# [What is needed]
Output the material beneath this task exactly, images excluded.

(Excerpts from a figure dataset)
┏━━

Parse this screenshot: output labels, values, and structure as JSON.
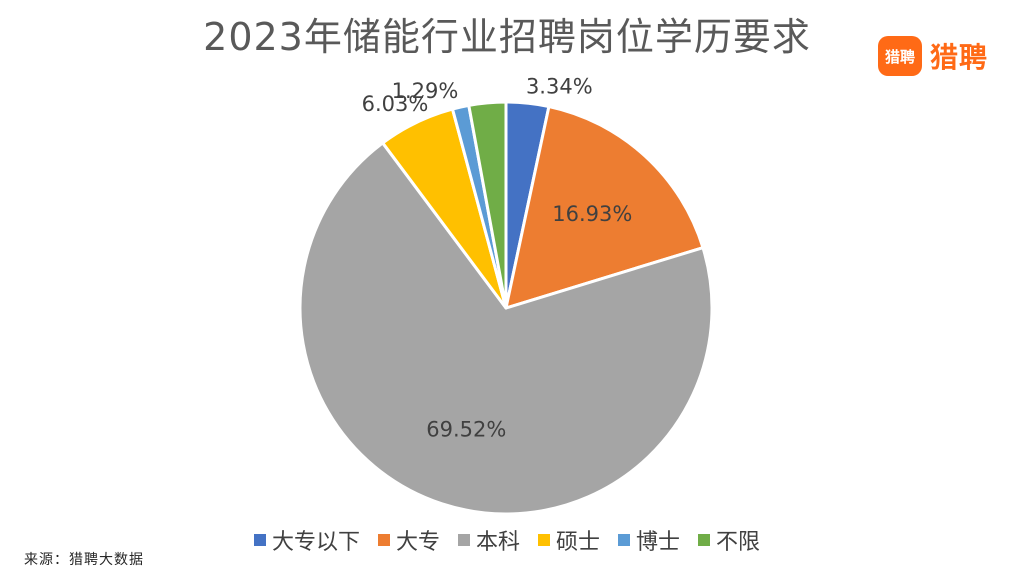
{
  "brand": {
    "badge_text": "猎聘",
    "name": "猎聘",
    "color": "#ff6a16"
  },
  "source": "来源：猎聘大数据",
  "chart_data": {
    "type": "pie",
    "title": "2023年储能行业招聘岗位学历要求",
    "legend_position": "bottom",
    "start_angle_deg": 0,
    "direction": "clockwise",
    "slices": [
      {
        "label": "大专以下",
        "value": 3.34,
        "display": "3.34%",
        "color": "#4472c4"
      },
      {
        "label": "大专",
        "value": 16.93,
        "display": "16.93%",
        "color": "#ed7d31"
      },
      {
        "label": "本科",
        "value": 69.52,
        "display": "69.52%",
        "color": "#a5a5a5"
      },
      {
        "label": "硕士",
        "value": 6.03,
        "display": "6.03%",
        "color": "#ffc000"
      },
      {
        "label": "博士",
        "value": 1.29,
        "display": "1.29%",
        "color": "#5b9bd5"
      },
      {
        "label": "不限",
        "value": 2.89,
        "display": "",
        "color": "#70ad47"
      }
    ]
  }
}
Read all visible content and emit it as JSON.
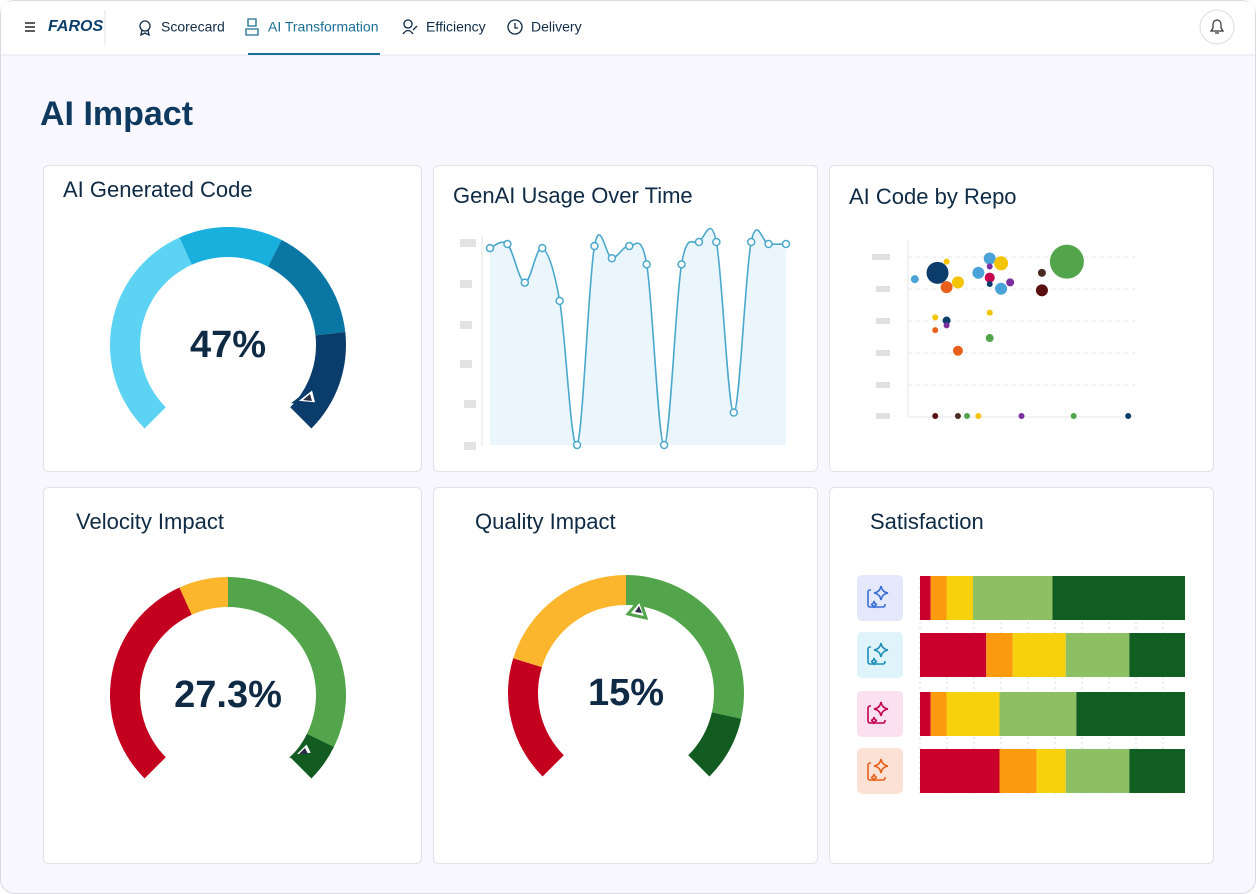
{
  "nav": {
    "logo": "FAROS",
    "items": [
      "Scorecard",
      "AI Transformation",
      "Efficiency",
      "Delivery"
    ],
    "active": 1
  },
  "page_title": "AI Impact",
  "cards": [
    {
      "title": "AI Generated Code",
      "chart_data": {
        "type": "gauge",
        "value_label": "47%",
        "bands": [
          41,
          19,
          21,
          19
        ],
        "colors": [
          "#5dd3f3",
          "#1ab0dd",
          "#0a76a3",
          "#0a3d6b"
        ]
      }
    },
    {
      "title": "GenAI Usage Over Time",
      "chart_data": {
        "type": "line",
        "values": [
          97,
          99,
          80,
          97,
          71,
          0,
          98,
          92,
          98,
          89,
          0,
          89,
          100,
          100,
          16,
          100,
          99,
          99
        ],
        "ylim": [
          0,
          100
        ],
        "color": "#4aa8cc"
      }
    },
    {
      "title": "AI Code by Repo",
      "chart_data": {
        "type": "scatter",
        "xlim": [
          0,
          100
        ],
        "ylim": [
          0,
          110
        ],
        "x": [
          3,
          13,
          17,
          17,
          22,
          31,
          36,
          41,
          36,
          36,
          36,
          41,
          45,
          59,
          59,
          70,
          12,
          17,
          17,
          12,
          36,
          36,
          22,
          12,
          22,
          26,
          31,
          50,
          73,
          97
        ],
        "values": [
          86,
          90,
          97,
          81,
          84,
          90,
          99,
          96,
          94,
          87,
          83,
          80,
          84,
          90,
          79,
          97,
          62,
          60,
          57,
          54,
          65,
          49,
          41,
          0,
          0,
          0,
          0,
          0,
          0,
          0
        ],
        "sizes": [
          4,
          11,
          3,
          6,
          6,
          6,
          6,
          7,
          3,
          5,
          3,
          6,
          4,
          4,
          6,
          17,
          3,
          4,
          3,
          3,
          3,
          4,
          5,
          3,
          3,
          3,
          3,
          3,
          3,
          3
        ],
        "colors": [
          "#4aa3d8",
          "#0a3d6b",
          "#f5c400",
          "#e8601c",
          "#f5c400",
          "#4aa3d8",
          "#4aa3d8",
          "#f5c400",
          "#7b2fa0",
          "#c4004f",
          "#0a3d6b",
          "#4aa3d8",
          "#7b2fa0",
          "#4a2a20",
          "#5a0e0e",
          "#52a54b",
          "#f5c400",
          "#0a3d6b",
          "#7b2fa0",
          "#e8601c",
          "#f5c400",
          "#52a54b",
          "#e8601c",
          "#5a0e0e",
          "#4a2a20",
          "#52a54b",
          "#f5c400",
          "#7b2fa0",
          "#52a54b",
          "#0a3d6b"
        ]
      }
    },
    {
      "title": "Velocity Impact",
      "chart_data": {
        "type": "gauge",
        "value_label": "27.3%",
        "bands": [
          41,
          9,
          43,
          7
        ],
        "colors": [
          "#c4001f",
          "#fbb62d",
          "#52a54b",
          "#125c22"
        ]
      }
    },
    {
      "title": "Quality Impact",
      "chart_data": {
        "type": "gauge",
        "value_label": "15%",
        "bands": [
          23,
          27,
          38,
          12
        ],
        "colors": [
          "#c4001f",
          "#fbb62d",
          "#52a54b",
          "#125c22"
        ]
      }
    },
    {
      "title": "Satisfaction",
      "chart_data": {
        "type": "stacked-bar",
        "xlim": [
          0,
          100
        ],
        "series": [
          {
            "color": "#c9002b",
            "values": [
              4,
              25,
              4,
              30
            ]
          },
          {
            "color": "#fb9a0e",
            "values": [
              6,
              10,
              6,
              14
            ]
          },
          {
            "color": "#f7d00e",
            "values": [
              10,
              20,
              20,
              11
            ]
          },
          {
            "color": "#8dc063",
            "values": [
              30,
              24,
              29,
              24
            ]
          },
          {
            "color": "#105e22",
            "values": [
              50,
              21,
              41,
              21
            ]
          }
        ]
      }
    }
  ]
}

┗━━

# [Final result]
Parse this screenshot: output labels, values, and structure as JSON.
{
  "brand": {
    "badge_text": "猎聘",
    "name": "猎聘",
    "color": "#ff6a16"
  },
  "source": "来源：猎聘大数据",
  "chart_data": {
    "type": "pie",
    "title": "2023年储能行业招聘岗位学历要求",
    "legend_position": "bottom",
    "start_angle_deg": 0,
    "direction": "clockwise",
    "slices": [
      {
        "label": "大专以下",
        "value": 3.34,
        "display": "3.34%",
        "color": "#4472c4"
      },
      {
        "label": "大专",
        "value": 16.93,
        "display": "16.93%",
        "color": "#ed7d31"
      },
      {
        "label": "本科",
        "value": 69.52,
        "display": "69.52%",
        "color": "#a5a5a5"
      },
      {
        "label": "硕士",
        "value": 6.03,
        "display": "6.03%",
        "color": "#ffc000"
      },
      {
        "label": "博士",
        "value": 1.29,
        "display": "1.29%",
        "color": "#5b9bd5"
      },
      {
        "label": "不限",
        "value": 2.89,
        "display": "",
        "color": "#70ad47"
      }
    ]
  }
}
Read all visible content and emit it as JSON.
{
  "nav": {
    "logo": "FAROS",
    "items": [
      "Scorecard",
      "AI Transformation",
      "Efficiency",
      "Delivery"
    ],
    "active": 1
  },
  "page_title": "AI Impact",
  "cards": [
    {
      "title": "AI Generated Code",
      "chart_data": {
        "type": "gauge",
        "value_label": "47%",
        "bands": [
          41,
          19,
          21,
          19
        ],
        "colors": [
          "#5dd3f3",
          "#1ab0dd",
          "#0a76a3",
          "#0a3d6b"
        ]
      }
    },
    {
      "title": "GenAI Usage Over Time",
      "chart_data": {
        "type": "line",
        "values": [
          97,
          99,
          80,
          97,
          71,
          0,
          98,
          92,
          98,
          89,
          0,
          89,
          100,
          100,
          16,
          100,
          99,
          99
        ],
        "ylim": [
          0,
          100
        ],
        "color": "#4aa8cc"
      }
    },
    {
      "title": "AI Code by Repo",
      "chart_data": {
        "type": "scatter",
        "xlim": [
          0,
          100
        ],
        "ylim": [
          0,
          110
        ],
        "x": [
          3,
          13,
          17,
          17,
          22,
          31,
          36,
          41,
          36,
          36,
          36,
          41,
          45,
          59,
          59,
          70,
          12,
          17,
          17,
          12,
          36,
          36,
          22,
          12,
          22,
          26,
          31,
          50,
          73,
          97
        ],
        "values": [
          86,
          90,
          97,
          81,
          84,
          90,
          99,
          96,
          94,
          87,
          83,
          80,
          84,
          90,
          79,
          97,
          62,
          60,
          57,
          54,
          65,
          49,
          41,
          0,
          0,
          0,
          0,
          0,
          0,
          0
        ],
        "sizes": [
          4,
          11,
          3,
          6,
          6,
          6,
          6,
          7,
          3,
          5,
          3,
          6,
          4,
          4,
          6,
          17,
          3,
          4,
          3,
          3,
          3,
          4,
          5,
          3,
          3,
          3,
          3,
          3,
          3,
          3
        ],
        "colors": [
          "#4aa3d8",
          "#0a3d6b",
          "#f5c400",
          "#e8601c",
          "#f5c400",
          "#4aa3d8",
          "#4aa3d8",
          "#f5c400",
          "#7b2fa0",
          "#c4004f",
          "#0a3d6b",
          "#4aa3d8",
          "#7b2fa0",
          "#4a2a20",
          "#5a0e0e",
          "#52a54b",
          "#f5c400",
          "#0a3d6b",
          "#7b2fa0",
          "#e8601c",
          "#f5c400",
          "#52a54b",
          "#e8601c",
          "#5a0e0e",
          "#4a2a20",
          "#52a54b",
          "#f5c400",
          "#7b2fa0",
          "#52a54b",
          "#0a3d6b"
        ]
      }
    },
    {
      "title": "Velocity Impact",
      "chart_data": {
        "type": "gauge",
        "value_label": "27.3%",
        "bands": [
          41,
          9,
          43,
          7
        ],
        "colors": [
          "#c4001f",
          "#fbb62d",
          "#52a54b",
          "#125c22"
        ]
      }
    },
    {
      "title": "Quality Impact",
      "chart_data": {
        "type": "gauge",
        "value_label": "15%",
        "bands": [
          23,
          27,
          38,
          12
        ],
        "colors": [
          "#c4001f",
          "#fbb62d",
          "#52a54b",
          "#125c22"
        ]
      }
    },
    {
      "title": "Satisfaction",
      "chart_data": {
        "type": "stacked-bar",
        "xlim": [
          0,
          100
        ],
        "series": [
          {
            "color": "#c9002b",
            "values": [
              4,
              25,
              4,
              30
            ]
          },
          {
            "color": "#fb9a0e",
            "values": [
              6,
              10,
              6,
              14
            ]
          },
          {
            "color": "#f7d00e",
            "values": [
              10,
              20,
              20,
              11
            ]
          },
          {
            "color": "#8dc063",
            "values": [
              30,
              24,
              29,
              24
            ]
          },
          {
            "color": "#105e22",
            "values": [
              50,
              21,
              41,
              21
            ]
          }
        ]
      }
    }
  ]
}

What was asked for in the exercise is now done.